| Directions |
Identify each line below that contains the word "text", and copy it out.

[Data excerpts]
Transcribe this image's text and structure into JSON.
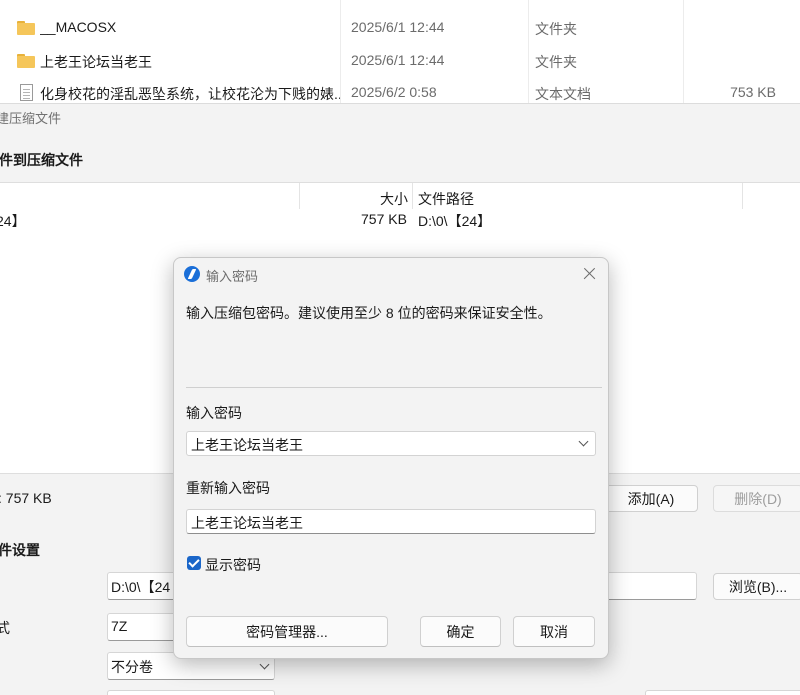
{
  "file_list": {
    "rows": [
      {
        "name": "__MACOSX",
        "date": "2025/6/1 12:44",
        "type": "文件夹",
        "size": "",
        "icon": "folder-icon"
      },
      {
        "name": "上老王论坛当老王",
        "date": "2025/6/1 12:44",
        "type": "文件夹",
        "size": "",
        "icon": "folder-icon"
      },
      {
        "name": "化身校花的淫乱恶坠系统，让校花沦为下贱的婊...",
        "date": "2025/6/2 0:58",
        "type": "文本文档",
        "size": "753 KB",
        "icon": "text-document-icon"
      }
    ]
  },
  "archive_window": {
    "title": "建压缩文件",
    "heading": "件到压缩文件",
    "table": {
      "col_size": "大小",
      "col_path": "文件路径",
      "row_name": "24】",
      "row_size": "757 KB",
      "row_path": "D:\\0\\【24】"
    },
    "total": ": 757 KB",
    "add_button": "添加(A)",
    "delete_button": "删除(D)",
    "settings_heading": "件设置",
    "path_value": "D:\\0\\【24",
    "browse_button": "浏览(B)...",
    "format_label": "式",
    "format_value": "7Z",
    "split_value": "不分卷"
  },
  "password_dialog": {
    "title": "输入密码",
    "description": "输入压缩包密码。建议使用至少 8 位的密码来保证安全性。",
    "password_label": "输入密码",
    "password_value": "上老王论坛当老王",
    "confirm_label": "重新输入密码",
    "confirm_value": "上老王论坛当老王",
    "show_password_label": "显示密码",
    "show_password_checked": true,
    "password_manager_button": "密码管理器...",
    "ok_button": "确定",
    "cancel_button": "取消",
    "accent_color": "#1a66c9"
  }
}
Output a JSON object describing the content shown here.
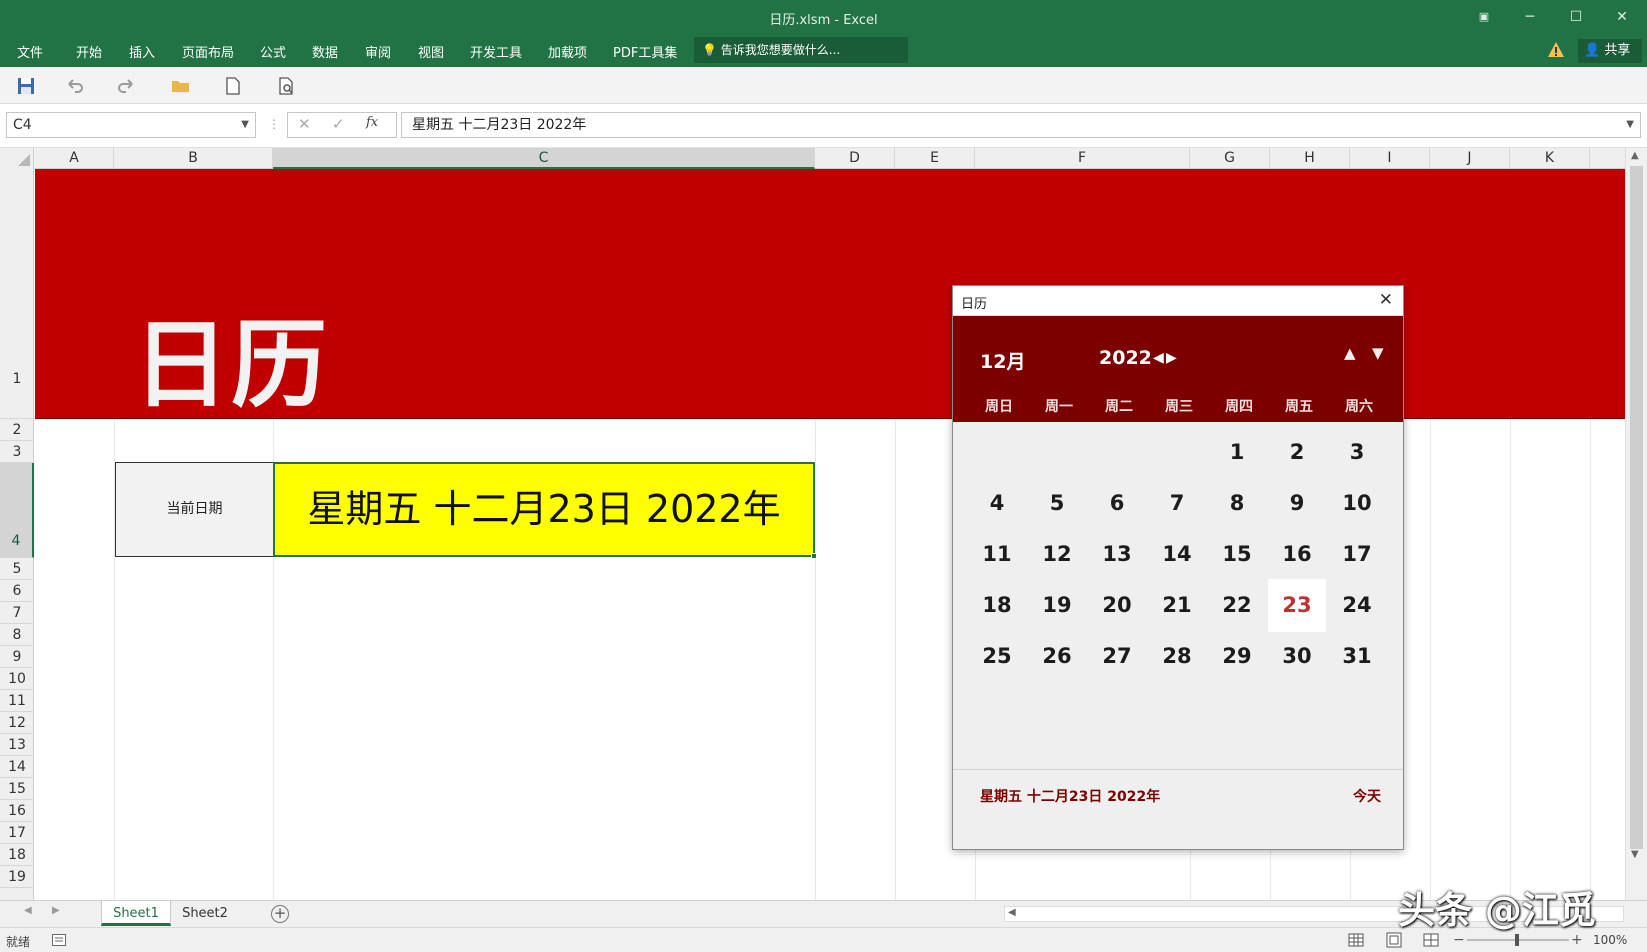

| Response to this exercise |
Transcribe this image's text and structure into JSON.
        "icon": "text-document-icon"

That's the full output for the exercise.